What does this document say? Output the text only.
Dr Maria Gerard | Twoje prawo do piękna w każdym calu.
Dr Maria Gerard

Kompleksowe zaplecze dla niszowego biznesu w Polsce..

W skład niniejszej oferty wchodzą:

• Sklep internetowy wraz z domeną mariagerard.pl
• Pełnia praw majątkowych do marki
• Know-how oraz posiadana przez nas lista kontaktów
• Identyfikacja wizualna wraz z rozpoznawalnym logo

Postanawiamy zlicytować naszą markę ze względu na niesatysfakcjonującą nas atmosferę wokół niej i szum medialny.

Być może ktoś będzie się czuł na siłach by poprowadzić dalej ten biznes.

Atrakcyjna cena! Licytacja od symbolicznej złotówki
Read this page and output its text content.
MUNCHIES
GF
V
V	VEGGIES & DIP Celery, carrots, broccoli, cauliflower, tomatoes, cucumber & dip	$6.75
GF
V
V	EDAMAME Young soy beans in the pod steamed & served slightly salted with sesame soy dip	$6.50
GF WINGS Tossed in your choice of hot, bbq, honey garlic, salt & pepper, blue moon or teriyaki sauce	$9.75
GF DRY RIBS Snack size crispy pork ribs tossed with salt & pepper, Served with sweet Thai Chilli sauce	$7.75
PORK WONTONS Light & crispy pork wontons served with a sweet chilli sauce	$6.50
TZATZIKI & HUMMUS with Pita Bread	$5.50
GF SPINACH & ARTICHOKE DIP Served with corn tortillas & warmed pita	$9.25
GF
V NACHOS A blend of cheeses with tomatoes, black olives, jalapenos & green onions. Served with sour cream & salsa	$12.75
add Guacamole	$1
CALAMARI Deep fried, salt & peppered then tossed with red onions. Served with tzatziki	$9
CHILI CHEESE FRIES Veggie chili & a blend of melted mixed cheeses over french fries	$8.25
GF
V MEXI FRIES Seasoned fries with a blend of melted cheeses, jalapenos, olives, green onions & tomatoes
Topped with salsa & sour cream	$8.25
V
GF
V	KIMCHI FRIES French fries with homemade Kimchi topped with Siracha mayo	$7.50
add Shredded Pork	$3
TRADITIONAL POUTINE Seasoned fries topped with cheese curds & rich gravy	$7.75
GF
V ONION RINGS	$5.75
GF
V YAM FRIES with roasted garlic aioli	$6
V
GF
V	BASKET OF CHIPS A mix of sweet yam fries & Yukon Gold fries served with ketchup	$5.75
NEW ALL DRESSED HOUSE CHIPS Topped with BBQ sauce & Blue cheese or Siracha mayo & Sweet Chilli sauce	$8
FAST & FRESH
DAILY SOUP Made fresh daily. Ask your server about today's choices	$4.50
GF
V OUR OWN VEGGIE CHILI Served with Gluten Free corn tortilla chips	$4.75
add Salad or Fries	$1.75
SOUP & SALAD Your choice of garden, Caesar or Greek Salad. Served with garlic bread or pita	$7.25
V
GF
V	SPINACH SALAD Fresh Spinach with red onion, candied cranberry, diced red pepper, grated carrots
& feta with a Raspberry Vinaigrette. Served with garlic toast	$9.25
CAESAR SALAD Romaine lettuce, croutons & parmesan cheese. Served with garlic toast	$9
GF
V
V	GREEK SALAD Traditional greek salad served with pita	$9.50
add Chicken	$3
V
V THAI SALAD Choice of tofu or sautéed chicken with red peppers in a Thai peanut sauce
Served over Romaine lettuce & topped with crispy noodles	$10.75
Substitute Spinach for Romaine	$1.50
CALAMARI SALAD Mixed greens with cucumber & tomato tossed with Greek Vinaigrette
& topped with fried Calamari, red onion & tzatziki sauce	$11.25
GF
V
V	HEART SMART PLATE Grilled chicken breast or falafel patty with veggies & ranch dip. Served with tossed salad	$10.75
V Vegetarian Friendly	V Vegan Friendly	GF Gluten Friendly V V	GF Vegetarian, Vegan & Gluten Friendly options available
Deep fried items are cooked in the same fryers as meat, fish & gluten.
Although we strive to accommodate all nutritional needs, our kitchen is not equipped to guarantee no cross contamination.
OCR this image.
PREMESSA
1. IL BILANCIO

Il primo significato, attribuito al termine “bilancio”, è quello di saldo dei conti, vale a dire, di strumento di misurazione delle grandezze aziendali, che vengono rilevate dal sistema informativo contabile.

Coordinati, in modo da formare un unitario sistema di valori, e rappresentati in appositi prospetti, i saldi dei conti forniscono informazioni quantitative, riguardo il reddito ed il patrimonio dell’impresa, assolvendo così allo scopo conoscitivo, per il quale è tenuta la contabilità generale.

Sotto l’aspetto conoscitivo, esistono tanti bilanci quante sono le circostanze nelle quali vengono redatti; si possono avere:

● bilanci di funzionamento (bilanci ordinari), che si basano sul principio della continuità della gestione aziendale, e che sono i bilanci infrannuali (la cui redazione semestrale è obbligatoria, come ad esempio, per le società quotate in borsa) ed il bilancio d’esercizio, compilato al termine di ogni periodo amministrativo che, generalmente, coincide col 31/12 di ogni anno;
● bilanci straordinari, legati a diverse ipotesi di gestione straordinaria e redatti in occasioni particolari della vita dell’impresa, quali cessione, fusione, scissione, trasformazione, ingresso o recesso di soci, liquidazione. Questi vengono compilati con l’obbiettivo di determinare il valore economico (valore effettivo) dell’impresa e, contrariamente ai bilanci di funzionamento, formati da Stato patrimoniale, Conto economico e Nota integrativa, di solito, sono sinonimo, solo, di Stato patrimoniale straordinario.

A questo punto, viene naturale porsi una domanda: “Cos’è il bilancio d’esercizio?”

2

> [Short exercise] Extract, from the material above, each line holding the word "toast".

> [Answer for the task]
& feta with a Raspberry Vinaigrette. Served with garlic toast	$9.25
CAESAR SALAD Romaine lettuce, croutons & parmesan cheese. Served with garlic toast	$9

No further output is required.